* Start Dataset content *

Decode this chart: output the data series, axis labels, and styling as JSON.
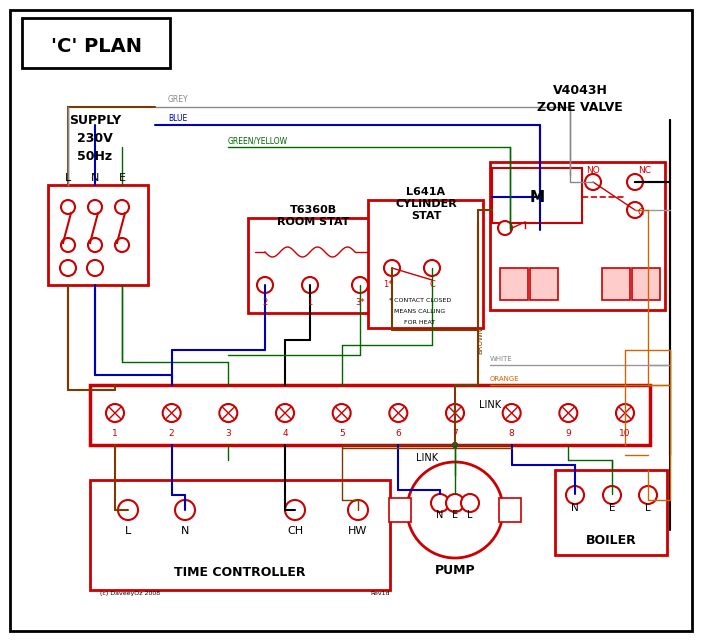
{
  "title": "'C' PLAN",
  "red": "#cc0000",
  "blue": "#0000bb",
  "green": "#006600",
  "brown": "#7a3b00",
  "grey": "#888888",
  "orange": "#cc6600",
  "black": "#000000",
  "white": "#ffffff",
  "terminal_labels": [
    "1",
    "2",
    "3",
    "4",
    "5",
    "6",
    "7",
    "8",
    "9",
    "10"
  ],
  "tc_labels": [
    "L",
    "N",
    "CH",
    "HW"
  ],
  "pump_labels": [
    "N",
    "E",
    "L"
  ],
  "boiler_labels": [
    "N",
    "E",
    "L"
  ],
  "supply_lines": [
    "SUPPLY",
    "230V",
    "50Hz"
  ],
  "zone_valve_lines": [
    "V4043H",
    "ZONE VALVE"
  ],
  "room_stat_lines": [
    "T6360B",
    "ROOM STAT"
  ],
  "cyl_stat_lines": [
    "L641A",
    "CYLINDER",
    "STAT"
  ],
  "note_lines": [
    "* CONTACT CLOSED",
    "MEANS CALLING",
    "FOR HEAT"
  ],
  "tc_title": "TIME CONTROLLER",
  "pump_title": "PUMP",
  "boiler_title": "BOILER",
  "copyright": "(c) DaveeyOz 2008",
  "revision": "Rev1d"
}
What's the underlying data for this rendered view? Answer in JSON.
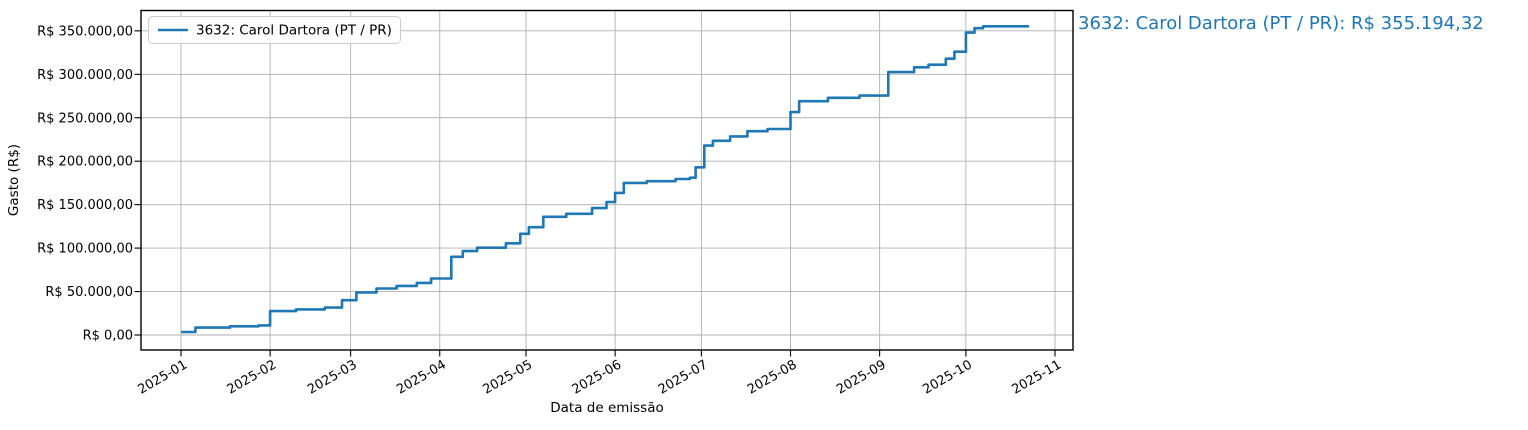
{
  "figure": {
    "x_axis_title": "Data de emissão",
    "y_axis_title": "Gasto (R$)",
    "legend_label": "3632: Carol Dartora (PT / PR)",
    "annotation": "3632: Carol Dartora (PT / PR): R$ 355.194,32",
    "colors": {
      "line": "#1f77b4",
      "annotation_text": "#1f77b4",
      "grid": "#b0b0b0",
      "background": "#ffffff"
    }
  },
  "chart_data": {
    "type": "line",
    "step": "post",
    "title": "",
    "xlabel": "Data de emissão",
    "ylabel": "Gasto (R$)",
    "legend_position": "upper left",
    "grid": true,
    "x_tick_labels": [
      "2025-01",
      "2025-02",
      "2025-03",
      "2025-04",
      "2025-05",
      "2025-06",
      "2025-07",
      "2025-08",
      "2025-09",
      "2025-10",
      "2025-11"
    ],
    "y_ticks": [
      0,
      50000,
      100000,
      150000,
      200000,
      250000,
      300000,
      350000
    ],
    "y_tick_labels": [
      "R$ 0,00",
      "R$ 50.000,00",
      "R$ 100.000,00",
      "R$ 150.000,00",
      "R$ 200.000,00",
      "R$ 250.000,00",
      "R$ 300.000,00",
      "R$ 350.000,00"
    ],
    "ylim_approx": [
      -4000,
      375000
    ],
    "xlim_approx": [
      "2024-12-18",
      "2025-11-06"
    ],
    "series": [
      {
        "name": "3632: Carol Dartora (PT / PR)",
        "color": "#1f77b4",
        "final_value": 355194.32,
        "final_value_label": "R$ 355.194,32",
        "points": [
          [
            "2025-01-01",
            3500
          ],
          [
            "2025-01-06",
            8500
          ],
          [
            "2025-01-18",
            10000
          ],
          [
            "2025-01-28",
            11000
          ],
          [
            "2025-02-01",
            27500
          ],
          [
            "2025-02-10",
            29500
          ],
          [
            "2025-02-20",
            31500
          ],
          [
            "2025-02-26",
            40000
          ],
          [
            "2025-03-03",
            49000
          ],
          [
            "2025-03-10",
            53500
          ],
          [
            "2025-03-17",
            56500
          ],
          [
            "2025-03-24",
            60000
          ],
          [
            "2025-03-29",
            65000
          ],
          [
            "2025-04-05",
            90000
          ],
          [
            "2025-04-09",
            96500
          ],
          [
            "2025-04-14",
            100500
          ],
          [
            "2025-04-24",
            105500
          ],
          [
            "2025-04-29",
            116500
          ],
          [
            "2025-05-02",
            124000
          ],
          [
            "2025-05-07",
            136000
          ],
          [
            "2025-05-15",
            139500
          ],
          [
            "2025-05-24",
            146000
          ],
          [
            "2025-05-29",
            153000
          ],
          [
            "2025-06-01",
            163500
          ],
          [
            "2025-06-04",
            175000
          ],
          [
            "2025-06-12",
            177000
          ],
          [
            "2025-06-22",
            179500
          ],
          [
            "2025-06-27",
            181000
          ],
          [
            "2025-06-29",
            193000
          ],
          [
            "2025-07-02",
            218000
          ],
          [
            "2025-07-05",
            223500
          ],
          [
            "2025-07-11",
            228500
          ],
          [
            "2025-07-17",
            234500
          ],
          [
            "2025-07-24",
            237000
          ],
          [
            "2025-08-01",
            256500
          ],
          [
            "2025-08-04",
            269000
          ],
          [
            "2025-08-14",
            273000
          ],
          [
            "2025-08-25",
            275500
          ],
          [
            "2025-09-04",
            302500
          ],
          [
            "2025-09-13",
            308000
          ],
          [
            "2025-09-18",
            311000
          ],
          [
            "2025-09-24",
            318000
          ],
          [
            "2025-09-27",
            326000
          ],
          [
            "2025-10-01",
            348000
          ],
          [
            "2025-10-04",
            353000
          ],
          [
            "2025-10-07",
            355194.32
          ],
          [
            "2025-10-23",
            355194.32
          ]
        ]
      }
    ]
  }
}
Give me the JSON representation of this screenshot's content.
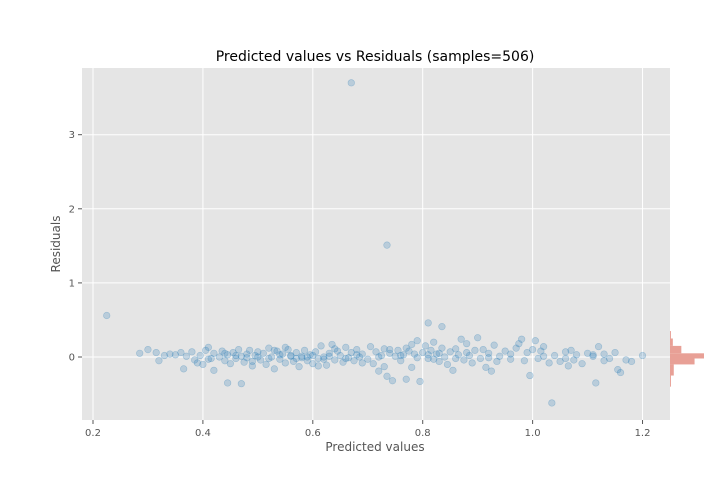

* End Dataset content *

• [Your objective] Pull out all lines in the data above that include "Dartora".

• [The result]
    "legend_label": "3632: Carol Dartora (PT / PR)",
    "annotation": "3632: Carol Dartora (PT / PR): R$ 355.194,32",
        "name": "3632: Carol Dartora (PT / PR)",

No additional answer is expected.